#### Given task:
Copy the data exactly as it appears, and do not include any pictures.

## start

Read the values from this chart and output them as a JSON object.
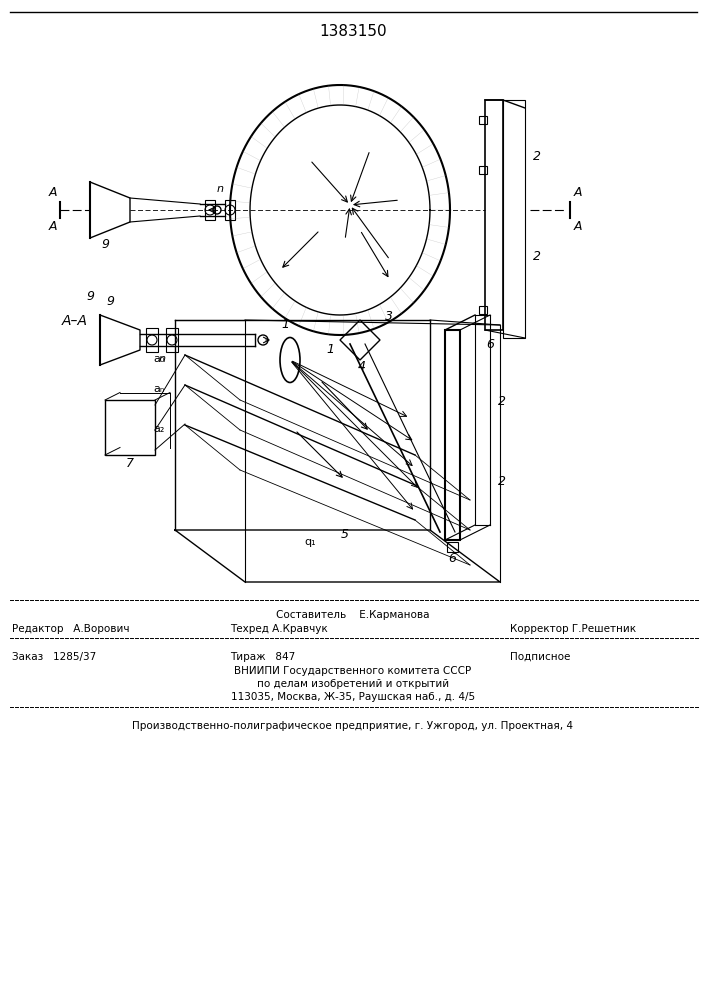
{
  "patent_number": "1383150",
  "bg_color": "#ffffff",
  "line_color": "#000000",
  "footer": {
    "sestavitel": "Составитель    Е.Карманова",
    "redaktor": "Редактор   А.Ворович",
    "tehred": "Техред А.Кравчук",
    "korrektor": "Корректор Г.Решетник",
    "zakaz": "Заказ   1285/37",
    "tiraж": "Тираж   847",
    "podpisnoe": "Подписное",
    "vniiipi1": "ВНИИПИ Государственного комитета СССР",
    "vniiipi2": "по делам изобретений и открытий",
    "vniiipi3": "113035, Москва, Ж-35, Раушская наб., д. 4/5",
    "proizv": "Производственно-полиграфическое предприятие, г. Ужгород, ул. Проектная, 4"
  }
}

## end

#### The reply:
Read the values from this chart and output them as a JSON object.
{
  "patent_number": "1383150",
  "bg_color": "#ffffff",
  "line_color": "#000000",
  "footer": {
    "sestavitel": "Составитель    Е.Карманова",
    "redaktor": "Редактор   А.Ворович",
    "tehred": "Техред А.Кравчук",
    "korrektor": "Корректор Г.Решетник",
    "zakaz": "Заказ   1285/37",
    "tiraж": "Тираж   847",
    "podpisnoe": "Подписное",
    "vniiipi1": "ВНИИПИ Государственного комитета СССР",
    "vniiipi2": "по делам изобретений и открытий",
    "vniiipi3": "113035, Москва, Ж-35, Раушская наб., д. 4/5",
    "proizv": "Производственно-полиграфическое предприятие, г. Ужгород, ул. Проектная, 4"
  }
}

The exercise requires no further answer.